*Task objective*.
Return the records that follow, matching each one exactly.

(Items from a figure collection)
— Begin —

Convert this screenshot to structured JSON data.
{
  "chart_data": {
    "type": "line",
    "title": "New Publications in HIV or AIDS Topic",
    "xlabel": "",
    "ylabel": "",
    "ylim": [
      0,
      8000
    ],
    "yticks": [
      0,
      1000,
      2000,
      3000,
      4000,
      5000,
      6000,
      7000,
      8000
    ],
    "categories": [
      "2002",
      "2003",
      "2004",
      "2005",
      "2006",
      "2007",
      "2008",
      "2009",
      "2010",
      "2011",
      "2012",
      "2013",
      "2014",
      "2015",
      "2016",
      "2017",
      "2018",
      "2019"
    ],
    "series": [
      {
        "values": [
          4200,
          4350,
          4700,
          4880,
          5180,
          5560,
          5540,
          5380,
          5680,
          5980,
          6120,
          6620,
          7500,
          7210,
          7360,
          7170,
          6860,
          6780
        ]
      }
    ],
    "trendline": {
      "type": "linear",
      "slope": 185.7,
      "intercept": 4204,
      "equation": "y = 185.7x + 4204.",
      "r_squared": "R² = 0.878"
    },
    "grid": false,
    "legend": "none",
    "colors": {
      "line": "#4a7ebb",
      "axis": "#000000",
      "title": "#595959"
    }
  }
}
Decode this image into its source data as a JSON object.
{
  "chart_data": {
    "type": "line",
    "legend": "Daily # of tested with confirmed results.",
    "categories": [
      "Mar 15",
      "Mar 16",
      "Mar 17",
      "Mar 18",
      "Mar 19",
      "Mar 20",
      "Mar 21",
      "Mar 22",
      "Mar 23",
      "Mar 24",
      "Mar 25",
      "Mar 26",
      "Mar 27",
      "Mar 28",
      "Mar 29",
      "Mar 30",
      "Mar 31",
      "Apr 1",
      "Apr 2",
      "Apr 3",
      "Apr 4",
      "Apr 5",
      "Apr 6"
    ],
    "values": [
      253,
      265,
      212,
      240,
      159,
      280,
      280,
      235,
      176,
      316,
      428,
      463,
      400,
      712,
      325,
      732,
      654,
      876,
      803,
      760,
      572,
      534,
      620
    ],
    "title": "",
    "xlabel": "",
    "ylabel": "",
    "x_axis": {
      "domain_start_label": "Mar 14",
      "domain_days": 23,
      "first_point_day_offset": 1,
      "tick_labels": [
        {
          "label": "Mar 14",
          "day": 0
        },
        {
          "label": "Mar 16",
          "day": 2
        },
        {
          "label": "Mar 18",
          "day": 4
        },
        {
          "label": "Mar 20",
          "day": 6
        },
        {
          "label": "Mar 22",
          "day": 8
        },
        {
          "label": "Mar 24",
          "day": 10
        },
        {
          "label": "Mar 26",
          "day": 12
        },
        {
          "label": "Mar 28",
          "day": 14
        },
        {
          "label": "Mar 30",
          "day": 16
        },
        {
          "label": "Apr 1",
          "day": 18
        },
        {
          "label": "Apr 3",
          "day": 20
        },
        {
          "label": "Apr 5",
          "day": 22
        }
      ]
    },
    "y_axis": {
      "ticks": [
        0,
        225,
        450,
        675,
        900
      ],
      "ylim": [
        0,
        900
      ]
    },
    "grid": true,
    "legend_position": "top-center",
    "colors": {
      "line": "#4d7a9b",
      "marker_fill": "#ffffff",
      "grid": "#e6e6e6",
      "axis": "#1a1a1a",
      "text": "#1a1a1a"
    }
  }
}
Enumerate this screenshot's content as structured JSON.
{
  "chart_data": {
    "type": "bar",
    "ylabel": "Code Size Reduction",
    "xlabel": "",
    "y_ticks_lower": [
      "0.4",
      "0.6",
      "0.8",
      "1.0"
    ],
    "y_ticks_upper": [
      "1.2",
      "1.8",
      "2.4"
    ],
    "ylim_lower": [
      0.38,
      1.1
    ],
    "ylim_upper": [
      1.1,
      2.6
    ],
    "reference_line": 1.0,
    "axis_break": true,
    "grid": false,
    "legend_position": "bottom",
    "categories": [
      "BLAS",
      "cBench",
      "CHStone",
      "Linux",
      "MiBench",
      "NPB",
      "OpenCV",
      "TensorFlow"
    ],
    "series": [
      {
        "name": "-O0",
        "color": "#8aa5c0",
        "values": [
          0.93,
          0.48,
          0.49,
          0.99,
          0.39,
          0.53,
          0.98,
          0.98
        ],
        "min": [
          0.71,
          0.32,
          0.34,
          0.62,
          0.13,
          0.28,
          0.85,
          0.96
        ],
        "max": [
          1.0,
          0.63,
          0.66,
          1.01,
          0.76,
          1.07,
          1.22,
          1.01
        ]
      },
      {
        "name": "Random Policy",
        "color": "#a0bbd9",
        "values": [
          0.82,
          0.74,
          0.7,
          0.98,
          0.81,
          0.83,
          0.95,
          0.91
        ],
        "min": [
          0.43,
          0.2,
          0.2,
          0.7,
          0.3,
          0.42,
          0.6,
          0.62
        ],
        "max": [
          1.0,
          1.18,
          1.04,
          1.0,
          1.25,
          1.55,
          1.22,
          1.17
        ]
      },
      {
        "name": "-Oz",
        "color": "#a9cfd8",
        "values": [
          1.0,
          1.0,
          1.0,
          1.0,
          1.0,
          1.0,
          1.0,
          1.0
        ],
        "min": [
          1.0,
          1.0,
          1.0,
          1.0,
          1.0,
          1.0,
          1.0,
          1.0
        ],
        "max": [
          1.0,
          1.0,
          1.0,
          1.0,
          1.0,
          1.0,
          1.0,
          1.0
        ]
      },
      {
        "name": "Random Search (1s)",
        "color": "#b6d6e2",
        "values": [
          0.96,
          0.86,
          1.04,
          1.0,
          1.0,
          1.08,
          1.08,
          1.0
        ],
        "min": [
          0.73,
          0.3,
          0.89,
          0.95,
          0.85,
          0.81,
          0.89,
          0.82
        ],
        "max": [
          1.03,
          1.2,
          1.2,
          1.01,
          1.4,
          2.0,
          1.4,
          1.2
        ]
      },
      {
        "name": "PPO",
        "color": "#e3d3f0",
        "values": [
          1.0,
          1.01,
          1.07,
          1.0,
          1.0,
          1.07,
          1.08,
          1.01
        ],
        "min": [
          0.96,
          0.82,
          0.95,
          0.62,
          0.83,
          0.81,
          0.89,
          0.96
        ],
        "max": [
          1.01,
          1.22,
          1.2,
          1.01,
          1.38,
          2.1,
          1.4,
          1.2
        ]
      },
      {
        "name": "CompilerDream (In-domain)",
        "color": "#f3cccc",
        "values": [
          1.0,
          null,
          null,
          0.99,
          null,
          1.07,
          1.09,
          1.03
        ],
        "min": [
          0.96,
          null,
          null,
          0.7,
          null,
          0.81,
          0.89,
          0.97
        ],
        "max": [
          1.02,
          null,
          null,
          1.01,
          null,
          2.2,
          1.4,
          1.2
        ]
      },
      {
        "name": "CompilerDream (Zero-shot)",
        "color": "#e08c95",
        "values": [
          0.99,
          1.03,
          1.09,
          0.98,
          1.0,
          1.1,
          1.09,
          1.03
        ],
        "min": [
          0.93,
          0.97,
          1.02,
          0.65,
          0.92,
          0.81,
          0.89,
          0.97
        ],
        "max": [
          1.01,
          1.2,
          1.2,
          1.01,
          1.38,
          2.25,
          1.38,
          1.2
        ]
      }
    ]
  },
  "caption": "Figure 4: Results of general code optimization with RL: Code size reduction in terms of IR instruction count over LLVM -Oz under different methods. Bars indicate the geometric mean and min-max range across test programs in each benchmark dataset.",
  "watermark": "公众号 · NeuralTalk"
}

— End —

*Worked solution*.
Convert this screenshot to structured JSON data.
{
  "chart_data": {
    "type": "line",
    "title": "New Publications in HIV or AIDS Topic",
    "xlabel": "",
    "ylabel": "",
    "ylim": [
      0,
      8000
    ],
    "yticks": [
      0,
      1000,
      2000,
      3000,
      4000,
      5000,
      6000,
      7000,
      8000
    ],
    "categories": [
      "2002",
      "2003",
      "2004",
      "2005",
      "2006",
      "2007",
      "2008",
      "2009",
      "2010",
      "2011",
      "2012",
      "2013",
      "2014",
      "2015",
      "2016",
      "2017",
      "2018",
      "2019"
    ],
    "series": [
      {
        "values": [
          4200,
          4350,
          4700,
          4880,
          5180,
          5560,
          5540,
          5380,
          5680,
          5980,
          6120,
          6620,
          7500,
          7210,
          7360,
          7170,
          6860,
          6780
        ]
      }
    ],
    "trendline": {
      "type": "linear",
      "slope": 185.7,
      "intercept": 4204,
      "equation": "y = 185.7x + 4204.",
      "r_squared": "R² = 0.878"
    },
    "grid": false,
    "legend": "none",
    "colors": {
      "line": "#4a7ebb",
      "axis": "#000000",
      "title": "#595959"
    }
  }
}
Decode this image into its source data as a JSON object.
{
  "chart_data": {
    "type": "line",
    "legend": "Daily # of tested with confirmed results.",
    "categories": [
      "Mar 15",
      "Mar 16",
      "Mar 17",
      "Mar 18",
      "Mar 19",
      "Mar 20",
      "Mar 21",
      "Mar 22",
      "Mar 23",
      "Mar 24",
      "Mar 25",
      "Mar 26",
      "Mar 27",
      "Mar 28",
      "Mar 29",
      "Mar 30",
      "Mar 31",
      "Apr 1",
      "Apr 2",
      "Apr 3",
      "Apr 4",
      "Apr 5",
      "Apr 6"
    ],
    "values": [
      253,
      265,
      212,
      240,
      159,
      280,
      280,
      235,
      176,
      316,
      428,
      463,
      400,
      712,
      325,
      732,
      654,
      876,
      803,
      760,
      572,
      534,
      620
    ],
    "title": "",
    "xlabel": "",
    "ylabel": "",
    "x_axis": {
      "domain_start_label": "Mar 14",
      "domain_days": 23,
      "first_point_day_offset": 1,
      "tick_labels": [
        {
          "label": "Mar 14",
          "day": 0
        },
        {
          "label": "Mar 16",
          "day": 2
        },
        {
          "label": "Mar 18",
          "day": 4
        },
        {
          "label": "Mar 20",
          "day": 6
        },
        {
          "label": "Mar 22",
          "day": 8
        },
        {
          "label": "Mar 24",
          "day": 10
        },
        {
          "label": "Mar 26",
          "day": 12
        },
        {
          "label": "Mar 28",
          "day": 14
        },
        {
          "label": "Mar 30",
          "day": 16
        },
        {
          "label": "Apr 1",
          "day": 18
        },
        {
          "label": "Apr 3",
          "day": 20
        },
        {
          "label": "Apr 5",
          "day": 22
        }
      ]
    },
    "y_axis": {
      "ticks": [
        0,
        225,
        450,
        675,
        900
      ],
      "ylim": [
        0,
        900
      ]
    },
    "grid": true,
    "legend_position": "top-center",
    "colors": {
      "line": "#4d7a9b",
      "marker_fill": "#ffffff",
      "grid": "#e6e6e6",
      "axis": "#1a1a1a",
      "text": "#1a1a1a"
    }
  }
}
Enumerate this screenshot's content as structured JSON.
{
  "chart_data": {
    "type": "bar",
    "ylabel": "Code Size Reduction",
    "xlabel": "",
    "y_ticks_lower": [
      "0.4",
      "0.6",
      "0.8",
      "1.0"
    ],
    "y_ticks_upper": [
      "1.2",
      "1.8",
      "2.4"
    ],
    "ylim_lower": [
      0.38,
      1.1
    ],
    "ylim_upper": [
      1.1,
      2.6
    ],
    "reference_line": 1.0,
    "axis_break": true,
    "grid": false,
    "legend_position": "bottom",
    "categories": [
      "BLAS",
      "cBench",
      "CHStone",
      "Linux",
      "MiBench",
      "NPB",
      "OpenCV",
      "TensorFlow"
    ],
    "series": [
      {
        "name": "-O0",
        "color": "#8aa5c0",
        "values": [
          0.93,
          0.48,
          0.49,
          0.99,
          0.39,
          0.53,
          0.98,
          0.98
        ],
        "min": [
          0.71,
          0.32,
          0.34,
          0.62,
          0.13,
          0.28,
          0.85,
          0.96
        ],
        "max": [
          1.0,
          0.63,
          0.66,
          1.01,
          0.76,
          1.07,
          1.22,
          1.01
        ]
      },
      {
        "name": "Random Policy",
        "color": "#a0bbd9",
        "values": [
          0.82,
          0.74,
          0.7,
          0.98,
          0.81,
          0.83,
          0.95,
          0.91
        ],
        "min": [
          0.43,
          0.2,
          0.2,
          0.7,
          0.3,
          0.42,
          0.6,
          0.62
        ],
        "max": [
          1.0,
          1.18,
          1.04,
          1.0,
          1.25,
          1.55,
          1.22,
          1.17
        ]
      },
      {
        "name": "-Oz",
        "color": "#a9cfd8",
        "values": [
          1.0,
          1.0,
          1.0,
          1.0,
          1.0,
          1.0,
          1.0,
          1.0
        ],
        "min": [
          1.0,
          1.0,
          1.0,
          1.0,
          1.0,
          1.0,
          1.0,
          1.0
        ],
        "max": [
          1.0,
          1.0,
          1.0,
          1.0,
          1.0,
          1.0,
          1.0,
          1.0
        ]
      },
      {
        "name": "Random Search (1s)",
        "color": "#b6d6e2",
        "values": [
          0.96,
          0.86,
          1.04,
          1.0,
          1.0,
          1.08,
          1.08,
          1.0
        ],
        "min": [
          0.73,
          0.3,
          0.89,
          0.95,
          0.85,
          0.81,
          0.89,
          0.82
        ],
        "max": [
          1.03,
          1.2,
          1.2,
          1.01,
          1.4,
          2.0,
          1.4,
          1.2
        ]
      },
      {
        "name": "PPO",
        "color": "#e3d3f0",
        "values": [
          1.0,
          1.01,
          1.07,
          1.0,
          1.0,
          1.07,
          1.08,
          1.01
        ],
        "min": [
          0.96,
          0.82,
          0.95,
          0.62,
          0.83,
          0.81,
          0.89,
          0.96
        ],
        "max": [
          1.01,
          1.22,
          1.2,
          1.01,
          1.38,
          2.1,
          1.4,
          1.2
        ]
      },
      {
        "name": "CompilerDream (In-domain)",
        "color": "#f3cccc",
        "values": [
          1.0,
          null,
          null,
          0.99,
          null,
          1.07,
          1.09,
          1.03
        ],
        "min": [
          0.96,
          null,
          null,
          0.7,
          null,
          0.81,
          0.89,
          0.97
        ],
        "max": [
          1.02,
          null,
          null,
          1.01,
          null,
          2.2,
          1.4,
          1.2
        ]
      },
      {
        "name": "CompilerDream (Zero-shot)",
        "color": "#e08c95",
        "values": [
          0.99,
          1.03,
          1.09,
          0.98,
          1.0,
          1.1,
          1.09,
          1.03
        ],
        "min": [
          0.93,
          0.97,
          1.02,
          0.65,
          0.92,
          0.81,
          0.89,
          0.97
        ],
        "max": [
          1.01,
          1.2,
          1.2,
          1.01,
          1.38,
          2.25,
          1.38,
          1.2
        ]
      }
    ]
  },
  "caption": "Figure 4: Results of general code optimization with RL: Code size reduction in terms of IR instruction count over LLVM -Oz under different methods. Bars indicate the geometric mean and min-max range across test programs in each benchmark dataset.",
  "watermark": "公众号 · NeuralTalk"
}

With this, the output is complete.